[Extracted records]
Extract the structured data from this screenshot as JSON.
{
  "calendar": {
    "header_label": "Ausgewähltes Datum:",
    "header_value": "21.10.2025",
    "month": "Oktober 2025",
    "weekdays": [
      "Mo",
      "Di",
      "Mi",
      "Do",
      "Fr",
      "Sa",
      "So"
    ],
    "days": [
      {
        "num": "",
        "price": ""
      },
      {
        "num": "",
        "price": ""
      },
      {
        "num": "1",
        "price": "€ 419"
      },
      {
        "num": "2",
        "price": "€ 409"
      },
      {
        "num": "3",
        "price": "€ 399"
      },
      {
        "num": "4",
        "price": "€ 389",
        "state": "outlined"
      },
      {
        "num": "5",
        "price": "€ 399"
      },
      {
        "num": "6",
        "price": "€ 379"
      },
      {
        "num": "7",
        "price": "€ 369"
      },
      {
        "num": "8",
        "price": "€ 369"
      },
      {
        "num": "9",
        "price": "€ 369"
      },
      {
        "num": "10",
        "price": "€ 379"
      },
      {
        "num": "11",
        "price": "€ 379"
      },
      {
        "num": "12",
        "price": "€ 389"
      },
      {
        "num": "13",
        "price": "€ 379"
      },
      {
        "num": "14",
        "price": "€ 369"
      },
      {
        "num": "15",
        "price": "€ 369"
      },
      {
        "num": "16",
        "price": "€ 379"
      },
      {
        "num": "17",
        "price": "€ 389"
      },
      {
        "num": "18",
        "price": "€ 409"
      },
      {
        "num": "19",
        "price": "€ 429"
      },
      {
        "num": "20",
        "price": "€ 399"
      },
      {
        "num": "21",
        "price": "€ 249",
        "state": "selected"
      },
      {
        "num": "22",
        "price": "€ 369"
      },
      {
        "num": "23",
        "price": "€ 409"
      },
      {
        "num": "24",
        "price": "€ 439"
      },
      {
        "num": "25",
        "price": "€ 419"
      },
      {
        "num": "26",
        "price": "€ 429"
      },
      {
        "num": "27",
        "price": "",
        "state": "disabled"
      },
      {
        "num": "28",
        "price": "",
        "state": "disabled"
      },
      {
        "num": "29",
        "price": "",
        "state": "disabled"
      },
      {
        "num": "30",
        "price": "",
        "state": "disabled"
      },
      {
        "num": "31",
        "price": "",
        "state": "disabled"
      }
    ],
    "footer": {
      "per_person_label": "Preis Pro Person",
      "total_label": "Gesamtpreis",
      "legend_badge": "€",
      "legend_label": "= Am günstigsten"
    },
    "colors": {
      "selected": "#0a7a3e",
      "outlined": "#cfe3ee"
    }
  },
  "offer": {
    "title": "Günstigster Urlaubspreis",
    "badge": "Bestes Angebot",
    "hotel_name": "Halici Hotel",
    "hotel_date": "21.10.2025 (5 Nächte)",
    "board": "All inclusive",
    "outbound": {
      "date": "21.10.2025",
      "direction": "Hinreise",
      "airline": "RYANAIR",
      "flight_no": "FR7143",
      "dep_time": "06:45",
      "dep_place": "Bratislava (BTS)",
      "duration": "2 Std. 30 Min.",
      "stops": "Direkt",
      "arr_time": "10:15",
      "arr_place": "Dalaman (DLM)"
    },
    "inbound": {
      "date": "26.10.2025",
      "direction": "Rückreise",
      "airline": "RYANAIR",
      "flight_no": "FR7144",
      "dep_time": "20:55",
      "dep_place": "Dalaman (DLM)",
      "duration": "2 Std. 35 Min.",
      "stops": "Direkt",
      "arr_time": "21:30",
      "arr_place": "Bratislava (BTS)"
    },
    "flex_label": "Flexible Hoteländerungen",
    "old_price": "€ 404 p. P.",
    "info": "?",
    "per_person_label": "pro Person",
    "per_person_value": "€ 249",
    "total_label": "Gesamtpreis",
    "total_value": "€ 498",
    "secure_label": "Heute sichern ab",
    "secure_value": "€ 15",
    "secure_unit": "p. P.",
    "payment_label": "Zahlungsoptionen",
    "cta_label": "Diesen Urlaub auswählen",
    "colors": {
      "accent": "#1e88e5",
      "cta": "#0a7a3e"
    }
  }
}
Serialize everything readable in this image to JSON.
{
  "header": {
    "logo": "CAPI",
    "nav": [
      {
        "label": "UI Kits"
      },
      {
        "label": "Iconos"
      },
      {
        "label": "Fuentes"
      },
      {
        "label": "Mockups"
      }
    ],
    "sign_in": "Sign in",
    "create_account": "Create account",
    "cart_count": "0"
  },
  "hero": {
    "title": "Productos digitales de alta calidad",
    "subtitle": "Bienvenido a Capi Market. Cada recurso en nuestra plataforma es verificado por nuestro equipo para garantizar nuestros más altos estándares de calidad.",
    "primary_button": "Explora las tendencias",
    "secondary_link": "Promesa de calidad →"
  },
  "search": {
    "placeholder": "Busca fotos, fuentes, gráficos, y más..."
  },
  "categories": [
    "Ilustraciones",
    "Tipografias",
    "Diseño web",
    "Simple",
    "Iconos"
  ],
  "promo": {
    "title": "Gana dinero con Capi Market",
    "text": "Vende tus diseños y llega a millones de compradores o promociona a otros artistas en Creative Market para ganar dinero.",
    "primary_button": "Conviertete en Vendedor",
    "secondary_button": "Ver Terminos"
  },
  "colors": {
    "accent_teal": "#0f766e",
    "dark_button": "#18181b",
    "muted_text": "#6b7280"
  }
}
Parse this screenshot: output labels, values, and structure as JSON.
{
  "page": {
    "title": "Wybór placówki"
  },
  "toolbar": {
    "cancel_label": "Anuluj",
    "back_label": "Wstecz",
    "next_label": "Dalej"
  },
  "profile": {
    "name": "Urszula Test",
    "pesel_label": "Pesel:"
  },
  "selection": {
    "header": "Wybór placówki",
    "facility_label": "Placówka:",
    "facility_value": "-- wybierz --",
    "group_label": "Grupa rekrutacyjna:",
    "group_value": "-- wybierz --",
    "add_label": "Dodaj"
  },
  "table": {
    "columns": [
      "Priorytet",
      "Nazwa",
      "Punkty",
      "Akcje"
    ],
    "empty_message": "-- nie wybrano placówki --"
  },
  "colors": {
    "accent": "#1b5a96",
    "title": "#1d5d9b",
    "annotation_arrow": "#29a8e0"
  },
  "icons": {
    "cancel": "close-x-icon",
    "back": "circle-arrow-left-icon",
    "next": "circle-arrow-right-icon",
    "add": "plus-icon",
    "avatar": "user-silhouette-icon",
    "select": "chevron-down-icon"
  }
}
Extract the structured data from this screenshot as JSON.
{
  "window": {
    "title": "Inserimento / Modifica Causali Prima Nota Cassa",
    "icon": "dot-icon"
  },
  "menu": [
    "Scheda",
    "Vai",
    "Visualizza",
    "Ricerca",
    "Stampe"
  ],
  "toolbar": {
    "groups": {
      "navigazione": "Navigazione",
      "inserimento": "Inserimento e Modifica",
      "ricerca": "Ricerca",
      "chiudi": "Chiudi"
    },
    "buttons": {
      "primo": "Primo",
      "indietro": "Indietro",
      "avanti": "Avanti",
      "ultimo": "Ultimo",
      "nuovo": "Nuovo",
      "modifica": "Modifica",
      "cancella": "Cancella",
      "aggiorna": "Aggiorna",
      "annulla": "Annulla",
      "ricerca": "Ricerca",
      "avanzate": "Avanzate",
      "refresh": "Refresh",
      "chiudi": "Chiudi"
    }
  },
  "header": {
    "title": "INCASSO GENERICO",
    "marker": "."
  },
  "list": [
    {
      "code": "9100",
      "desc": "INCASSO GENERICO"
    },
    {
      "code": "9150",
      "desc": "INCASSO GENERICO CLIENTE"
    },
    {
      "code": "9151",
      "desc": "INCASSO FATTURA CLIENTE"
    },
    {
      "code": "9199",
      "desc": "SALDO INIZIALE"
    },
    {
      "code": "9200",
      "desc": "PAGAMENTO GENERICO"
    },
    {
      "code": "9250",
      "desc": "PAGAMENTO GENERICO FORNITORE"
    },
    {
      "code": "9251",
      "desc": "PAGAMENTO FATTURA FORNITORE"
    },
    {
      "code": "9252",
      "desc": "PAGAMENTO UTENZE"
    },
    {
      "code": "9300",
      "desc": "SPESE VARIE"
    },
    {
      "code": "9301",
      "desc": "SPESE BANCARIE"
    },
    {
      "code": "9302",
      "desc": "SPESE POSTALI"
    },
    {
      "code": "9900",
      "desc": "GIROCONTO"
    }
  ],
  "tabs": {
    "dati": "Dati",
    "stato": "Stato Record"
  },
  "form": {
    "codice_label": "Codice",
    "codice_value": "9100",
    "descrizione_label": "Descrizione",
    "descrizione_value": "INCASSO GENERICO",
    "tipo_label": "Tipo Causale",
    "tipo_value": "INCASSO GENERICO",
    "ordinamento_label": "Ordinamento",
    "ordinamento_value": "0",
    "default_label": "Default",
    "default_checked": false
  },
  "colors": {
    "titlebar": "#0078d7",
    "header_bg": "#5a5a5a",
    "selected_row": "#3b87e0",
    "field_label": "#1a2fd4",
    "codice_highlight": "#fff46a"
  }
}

* _SET EXERCISE_
The records are above. How many lines in them contain the word "FATTURA"? Give the number alone.

* _OUTPUT OF THE TASK_
2